start Given data

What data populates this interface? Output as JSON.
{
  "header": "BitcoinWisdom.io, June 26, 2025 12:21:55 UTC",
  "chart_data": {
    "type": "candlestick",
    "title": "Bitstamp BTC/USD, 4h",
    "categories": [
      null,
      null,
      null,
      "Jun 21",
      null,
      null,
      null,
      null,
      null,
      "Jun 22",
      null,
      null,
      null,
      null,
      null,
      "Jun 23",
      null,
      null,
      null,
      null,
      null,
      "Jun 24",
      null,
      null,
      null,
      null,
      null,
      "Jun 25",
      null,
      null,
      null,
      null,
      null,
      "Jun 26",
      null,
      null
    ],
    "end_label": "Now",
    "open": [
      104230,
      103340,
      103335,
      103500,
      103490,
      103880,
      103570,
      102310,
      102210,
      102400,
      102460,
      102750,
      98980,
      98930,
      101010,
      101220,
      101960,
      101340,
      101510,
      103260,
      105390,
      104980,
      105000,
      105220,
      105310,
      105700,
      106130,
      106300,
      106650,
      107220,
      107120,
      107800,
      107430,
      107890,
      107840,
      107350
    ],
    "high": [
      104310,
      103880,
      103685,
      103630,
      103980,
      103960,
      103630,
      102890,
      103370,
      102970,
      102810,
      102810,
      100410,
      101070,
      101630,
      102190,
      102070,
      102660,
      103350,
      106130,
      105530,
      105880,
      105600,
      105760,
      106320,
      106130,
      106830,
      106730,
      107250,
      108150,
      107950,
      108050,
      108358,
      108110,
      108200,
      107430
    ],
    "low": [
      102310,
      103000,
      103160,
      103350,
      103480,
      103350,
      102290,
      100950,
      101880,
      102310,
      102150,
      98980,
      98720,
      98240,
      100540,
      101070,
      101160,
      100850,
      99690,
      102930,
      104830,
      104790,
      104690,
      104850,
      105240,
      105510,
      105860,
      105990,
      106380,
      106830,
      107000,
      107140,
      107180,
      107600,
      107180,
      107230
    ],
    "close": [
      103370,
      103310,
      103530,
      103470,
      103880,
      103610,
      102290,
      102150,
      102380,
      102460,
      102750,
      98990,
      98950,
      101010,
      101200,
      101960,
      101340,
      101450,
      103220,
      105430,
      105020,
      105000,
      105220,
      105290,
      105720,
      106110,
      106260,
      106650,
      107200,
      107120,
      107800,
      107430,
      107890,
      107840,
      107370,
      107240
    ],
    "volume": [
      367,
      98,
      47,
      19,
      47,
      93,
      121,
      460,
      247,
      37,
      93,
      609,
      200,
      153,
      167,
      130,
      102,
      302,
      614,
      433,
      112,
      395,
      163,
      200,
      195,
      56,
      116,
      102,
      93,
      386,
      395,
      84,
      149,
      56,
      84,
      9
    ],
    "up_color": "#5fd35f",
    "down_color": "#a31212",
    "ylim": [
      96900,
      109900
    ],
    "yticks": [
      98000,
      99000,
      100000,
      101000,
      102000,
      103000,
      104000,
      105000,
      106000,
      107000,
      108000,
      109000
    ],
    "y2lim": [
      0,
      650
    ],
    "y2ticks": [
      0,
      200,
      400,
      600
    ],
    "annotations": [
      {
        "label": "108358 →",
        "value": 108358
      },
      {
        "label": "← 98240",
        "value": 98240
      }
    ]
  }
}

end Given data

→ **Job**:
Every record shown above must be echoed exactly.

→ **Response**:
What data populates this interface? Output as JSON.
{
  "header": "BitcoinWisdom.io, June 26, 2025 12:21:55 UTC",
  "chart_data": {
    "type": "candlestick",
    "title": "Bitstamp BTC/USD, 4h",
    "categories": [
      null,
      null,
      null,
      "Jun 21",
      null,
      null,
      null,
      null,
      null,
      "Jun 22",
      null,
      null,
      null,
      null,
      null,
      "Jun 23",
      null,
      null,
      null,
      null,
      null,
      "Jun 24",
      null,
      null,
      null,
      null,
      null,
      "Jun 25",
      null,
      null,
      null,
      null,
      null,
      "Jun 26",
      null,
      null
    ],
    "end_label": "Now",
    "open": [
      104230,
      103340,
      103335,
      103500,
      103490,
      103880,
      103570,
      102310,
      102210,
      102400,
      102460,
      102750,
      98980,
      98930,
      101010,
      101220,
      101960,
      101340,
      101510,
      103260,
      105390,
      104980,
      105000,
      105220,
      105310,
      105700,
      106130,
      106300,
      106650,
      107220,
      107120,
      107800,
      107430,
      107890,
      107840,
      107350
    ],
    "high": [
      104310,
      103880,
      103685,
      103630,
      103980,
      103960,
      103630,
      102890,
      103370,
      102970,
      102810,
      102810,
      100410,
      101070,
      101630,
      102190,
      102070,
      102660,
      103350,
      106130,
      105530,
      105880,
      105600,
      105760,
      106320,
      106130,
      106830,
      106730,
      107250,
      108150,
      107950,
      108050,
      108358,
      108110,
      108200,
      107430
    ],
    "low": [
      102310,
      103000,
      103160,
      103350,
      103480,
      103350,
      102290,
      100950,
      101880,
      102310,
      102150,
      98980,
      98720,
      98240,
      100540,
      101070,
      101160,
      100850,
      99690,
      102930,
      104830,
      104790,
      104690,
      104850,
      105240,
      105510,
      105860,
      105990,
      106380,
      106830,
      107000,
      107140,
      107180,
      107600,
      107180,
      107230
    ],
    "close": [
      103370,
      103310,
      103530,
      103470,
      103880,
      103610,
      102290,
      102150,
      102380,
      102460,
      102750,
      98990,
      98950,
      101010,
      101200,
      101960,
      101340,
      101450,
      103220,
      105430,
      105020,
      105000,
      105220,
      105290,
      105720,
      106110,
      106260,
      106650,
      107200,
      107120,
      107800,
      107430,
      107890,
      107840,
      107370,
      107240
    ],
    "volume": [
      367,
      98,
      47,
      19,
      47,
      93,
      121,
      460,
      247,
      37,
      93,
      609,
      200,
      153,
      167,
      130,
      102,
      302,
      614,
      433,
      112,
      395,
      163,
      200,
      195,
      56,
      116,
      102,
      93,
      386,
      395,
      84,
      149,
      56,
      84,
      9
    ],
    "up_color": "#5fd35f",
    "down_color": "#a31212",
    "ylim": [
      96900,
      109900
    ],
    "yticks": [
      98000,
      99000,
      100000,
      101000,
      102000,
      103000,
      104000,
      105000,
      106000,
      107000,
      108000,
      109000
    ],
    "y2lim": [
      0,
      650
    ],
    "y2ticks": [
      0,
      200,
      400,
      600
    ],
    "annotations": [
      {
        "label": "108358 →",
        "value": 108358
      },
      {
        "label": "← 98240",
        "value": 98240
      }
    ]
  }
}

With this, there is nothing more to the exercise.